(Dataset items)
•••••

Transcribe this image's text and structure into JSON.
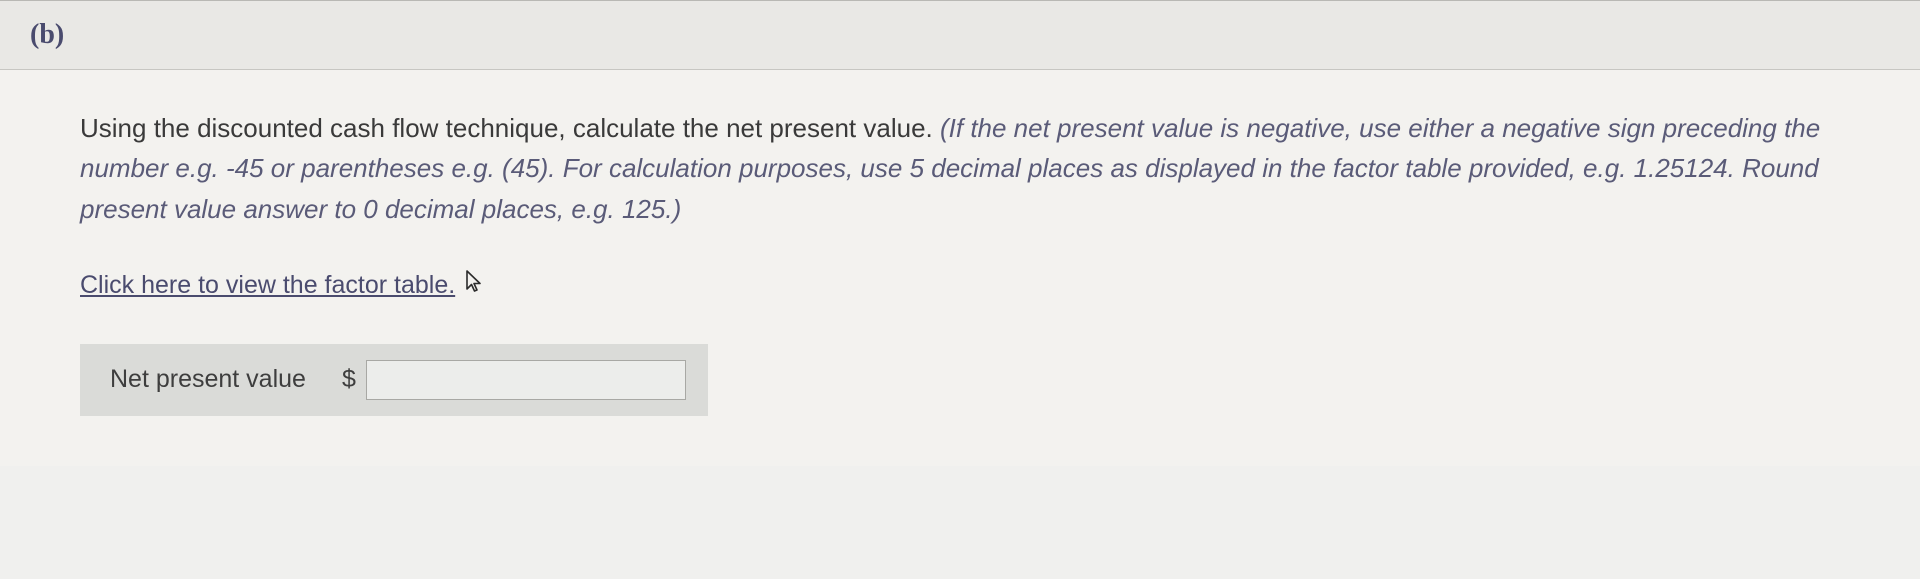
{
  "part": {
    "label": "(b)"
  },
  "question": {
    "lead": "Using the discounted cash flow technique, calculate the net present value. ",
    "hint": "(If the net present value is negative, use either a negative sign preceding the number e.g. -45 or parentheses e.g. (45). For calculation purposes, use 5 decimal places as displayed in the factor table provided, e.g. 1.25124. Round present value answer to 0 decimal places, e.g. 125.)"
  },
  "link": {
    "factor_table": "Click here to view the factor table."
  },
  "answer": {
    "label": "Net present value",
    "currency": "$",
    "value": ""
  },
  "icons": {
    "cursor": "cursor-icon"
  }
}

•••••

[Instructions for the task]: Leave out all pictures, then copy the remaining material exactly.

[Result for this exercise]:
Transcribe this image's text and structure into JSON.
{
  "part": {
    "label": "(b)"
  },
  "question": {
    "lead": "Using the discounted cash flow technique, calculate the net present value. ",
    "hint": "(If the net present value is negative, use either a negative sign preceding the number e.g. -45 or parentheses e.g. (45). For calculation purposes, use 5 decimal places as displayed in the factor table provided, e.g. 1.25124. Round present value answer to 0 decimal places, e.g. 125.)"
  },
  "link": {
    "factor_table": "Click here to view the factor table."
  },
  "answer": {
    "label": "Net present value",
    "currency": "$",
    "value": ""
  },
  "icons": {
    "cursor": "cursor-icon"
  }
}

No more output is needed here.